TASK BRIEF =
Please repeat all of the listing exactly.

□ □ □ □ □

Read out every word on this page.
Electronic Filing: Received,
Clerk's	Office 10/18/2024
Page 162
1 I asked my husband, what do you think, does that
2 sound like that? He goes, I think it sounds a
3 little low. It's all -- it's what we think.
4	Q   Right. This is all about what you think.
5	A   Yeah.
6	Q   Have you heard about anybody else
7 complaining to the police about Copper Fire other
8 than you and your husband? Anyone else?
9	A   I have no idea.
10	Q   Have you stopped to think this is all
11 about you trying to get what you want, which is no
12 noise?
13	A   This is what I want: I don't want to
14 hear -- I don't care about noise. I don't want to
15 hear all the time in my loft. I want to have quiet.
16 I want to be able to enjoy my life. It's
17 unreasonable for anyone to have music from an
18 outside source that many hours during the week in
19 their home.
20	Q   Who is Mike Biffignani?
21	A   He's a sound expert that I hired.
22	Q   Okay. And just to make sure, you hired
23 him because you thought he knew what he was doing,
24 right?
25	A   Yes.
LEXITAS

□ □ □ □ □

CORRECT OUTPUT =
Read out every word on this page.
Electronic Filing: Received,
Clerk's	Office 10/18/2024
Page 162
1 I asked my husband, what do you think, does that
2 sound like that? He goes, I think it sounds a
3 little low. It's all -- it's what we think.
4	Q   Right. This is all about what you think.
5	A   Yeah.
6	Q   Have you heard about anybody else
7 complaining to the police about Copper Fire other
8 than you and your husband? Anyone else?
9	A   I have no idea.
10	Q   Have you stopped to think this is all
11 about you trying to get what you want, which is no
12 noise?
13	A   This is what I want: I don't want to
14 hear -- I don't care about noise. I don't want to
15 hear all the time in my loft. I want to have quiet.
16 I want to be able to enjoy my life. It's
17 unreasonable for anyone to have music from an
18 outside source that many hours during the week in
19 their home.
20	Q   Who is Mike Biffignani?
21	A   He's a sound expert that I hired.
22	Q   Okay. And just to make sure, you hired
23 him because you thought he knew what he was doing,
24 right?
25	A   Yes.
LEXITAS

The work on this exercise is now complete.